Dataset extract |
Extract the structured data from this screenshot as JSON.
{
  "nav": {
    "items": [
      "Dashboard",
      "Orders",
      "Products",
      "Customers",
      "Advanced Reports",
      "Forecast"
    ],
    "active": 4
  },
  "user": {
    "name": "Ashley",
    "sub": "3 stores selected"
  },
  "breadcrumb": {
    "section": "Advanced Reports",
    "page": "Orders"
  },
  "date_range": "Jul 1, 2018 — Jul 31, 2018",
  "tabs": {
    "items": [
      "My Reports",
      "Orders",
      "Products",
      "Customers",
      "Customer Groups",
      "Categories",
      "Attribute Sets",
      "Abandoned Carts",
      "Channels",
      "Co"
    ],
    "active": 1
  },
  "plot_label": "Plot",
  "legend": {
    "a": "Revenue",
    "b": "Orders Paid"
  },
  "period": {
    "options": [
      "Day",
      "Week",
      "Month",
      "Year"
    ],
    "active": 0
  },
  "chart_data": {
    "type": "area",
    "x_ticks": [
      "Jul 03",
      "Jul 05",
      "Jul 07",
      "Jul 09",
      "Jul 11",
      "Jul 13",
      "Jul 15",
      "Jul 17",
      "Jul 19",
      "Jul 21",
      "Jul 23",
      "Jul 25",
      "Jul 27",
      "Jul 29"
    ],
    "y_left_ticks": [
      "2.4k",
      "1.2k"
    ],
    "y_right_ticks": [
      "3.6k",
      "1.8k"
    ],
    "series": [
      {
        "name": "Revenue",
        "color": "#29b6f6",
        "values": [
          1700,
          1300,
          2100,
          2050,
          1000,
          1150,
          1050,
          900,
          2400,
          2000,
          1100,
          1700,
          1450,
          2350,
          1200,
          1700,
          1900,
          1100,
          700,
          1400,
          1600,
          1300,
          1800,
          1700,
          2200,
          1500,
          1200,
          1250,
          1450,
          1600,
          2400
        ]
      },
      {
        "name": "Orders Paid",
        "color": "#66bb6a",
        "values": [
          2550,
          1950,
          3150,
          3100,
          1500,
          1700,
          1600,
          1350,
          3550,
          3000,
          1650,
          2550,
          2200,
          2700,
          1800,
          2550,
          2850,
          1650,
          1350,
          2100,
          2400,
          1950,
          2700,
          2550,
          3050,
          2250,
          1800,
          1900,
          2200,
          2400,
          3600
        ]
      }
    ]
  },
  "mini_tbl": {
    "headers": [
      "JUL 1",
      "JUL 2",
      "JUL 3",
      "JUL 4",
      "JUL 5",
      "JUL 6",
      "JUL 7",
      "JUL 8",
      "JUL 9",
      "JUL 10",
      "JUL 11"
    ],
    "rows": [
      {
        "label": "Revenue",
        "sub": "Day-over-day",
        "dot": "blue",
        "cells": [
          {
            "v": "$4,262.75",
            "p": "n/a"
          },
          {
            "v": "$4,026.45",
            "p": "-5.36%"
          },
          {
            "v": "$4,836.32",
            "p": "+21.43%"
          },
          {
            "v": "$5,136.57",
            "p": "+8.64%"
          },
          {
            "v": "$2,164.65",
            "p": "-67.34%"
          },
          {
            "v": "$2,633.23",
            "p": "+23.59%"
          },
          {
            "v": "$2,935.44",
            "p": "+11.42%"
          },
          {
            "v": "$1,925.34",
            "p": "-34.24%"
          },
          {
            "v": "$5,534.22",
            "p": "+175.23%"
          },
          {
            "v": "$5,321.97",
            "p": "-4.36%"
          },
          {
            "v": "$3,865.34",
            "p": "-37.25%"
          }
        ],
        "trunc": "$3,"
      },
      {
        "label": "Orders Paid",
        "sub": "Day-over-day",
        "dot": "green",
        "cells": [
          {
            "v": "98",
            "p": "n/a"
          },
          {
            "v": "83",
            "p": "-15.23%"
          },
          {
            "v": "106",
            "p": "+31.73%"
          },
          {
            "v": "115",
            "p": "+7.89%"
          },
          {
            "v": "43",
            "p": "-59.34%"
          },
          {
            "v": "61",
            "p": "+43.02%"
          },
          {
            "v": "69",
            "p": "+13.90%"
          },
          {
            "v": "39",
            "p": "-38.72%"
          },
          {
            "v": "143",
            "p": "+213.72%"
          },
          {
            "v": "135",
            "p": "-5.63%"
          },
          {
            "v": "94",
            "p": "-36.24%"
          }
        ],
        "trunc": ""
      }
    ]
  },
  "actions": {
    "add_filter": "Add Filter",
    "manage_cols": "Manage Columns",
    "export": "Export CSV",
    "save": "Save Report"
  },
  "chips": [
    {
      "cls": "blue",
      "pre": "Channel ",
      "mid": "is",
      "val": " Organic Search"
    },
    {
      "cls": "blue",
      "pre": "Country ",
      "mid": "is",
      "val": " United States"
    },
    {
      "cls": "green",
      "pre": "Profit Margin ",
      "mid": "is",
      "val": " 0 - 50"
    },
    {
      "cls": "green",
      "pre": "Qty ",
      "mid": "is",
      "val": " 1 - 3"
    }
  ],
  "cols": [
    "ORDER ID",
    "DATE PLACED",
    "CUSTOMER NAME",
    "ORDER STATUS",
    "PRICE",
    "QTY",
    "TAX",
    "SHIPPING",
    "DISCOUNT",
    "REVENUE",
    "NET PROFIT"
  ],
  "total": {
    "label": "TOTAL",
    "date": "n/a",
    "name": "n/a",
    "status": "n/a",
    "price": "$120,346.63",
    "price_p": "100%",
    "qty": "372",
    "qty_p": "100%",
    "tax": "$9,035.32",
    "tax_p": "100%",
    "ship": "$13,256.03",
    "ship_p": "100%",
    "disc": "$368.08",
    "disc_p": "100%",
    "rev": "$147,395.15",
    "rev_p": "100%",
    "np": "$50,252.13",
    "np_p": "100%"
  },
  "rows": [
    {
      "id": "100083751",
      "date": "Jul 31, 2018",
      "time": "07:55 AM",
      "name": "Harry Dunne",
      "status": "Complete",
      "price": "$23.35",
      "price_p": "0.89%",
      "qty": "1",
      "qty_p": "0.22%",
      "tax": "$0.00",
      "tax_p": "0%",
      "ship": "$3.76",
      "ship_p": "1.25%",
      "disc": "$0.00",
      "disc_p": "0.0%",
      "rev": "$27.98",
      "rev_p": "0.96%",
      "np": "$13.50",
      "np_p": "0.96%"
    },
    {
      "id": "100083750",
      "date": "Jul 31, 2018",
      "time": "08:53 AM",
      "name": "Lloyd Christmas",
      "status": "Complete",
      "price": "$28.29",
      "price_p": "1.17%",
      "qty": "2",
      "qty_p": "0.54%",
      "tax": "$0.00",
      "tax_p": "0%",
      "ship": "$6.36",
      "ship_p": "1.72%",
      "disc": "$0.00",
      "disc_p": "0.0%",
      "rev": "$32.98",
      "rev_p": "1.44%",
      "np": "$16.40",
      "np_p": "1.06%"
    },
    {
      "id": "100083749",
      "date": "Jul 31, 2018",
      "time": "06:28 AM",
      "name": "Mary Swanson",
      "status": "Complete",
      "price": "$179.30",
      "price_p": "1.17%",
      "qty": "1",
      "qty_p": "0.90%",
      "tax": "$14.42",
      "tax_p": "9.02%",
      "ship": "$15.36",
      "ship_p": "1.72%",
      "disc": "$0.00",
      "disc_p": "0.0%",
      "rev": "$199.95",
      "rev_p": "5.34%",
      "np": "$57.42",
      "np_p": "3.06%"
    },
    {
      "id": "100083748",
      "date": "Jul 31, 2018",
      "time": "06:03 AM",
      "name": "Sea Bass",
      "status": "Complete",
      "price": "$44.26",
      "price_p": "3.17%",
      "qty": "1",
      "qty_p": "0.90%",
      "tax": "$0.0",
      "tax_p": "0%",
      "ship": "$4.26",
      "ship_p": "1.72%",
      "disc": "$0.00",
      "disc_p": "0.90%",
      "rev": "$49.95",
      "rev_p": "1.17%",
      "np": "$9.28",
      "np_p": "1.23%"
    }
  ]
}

Exercise details |
Go through the entries and return each line where the word "time" appears.

Task answer |
      "time": "07:55 AM",
      "time": "08:53 AM",
      "time": "06:28 AM",
      "time": "06:03 AM",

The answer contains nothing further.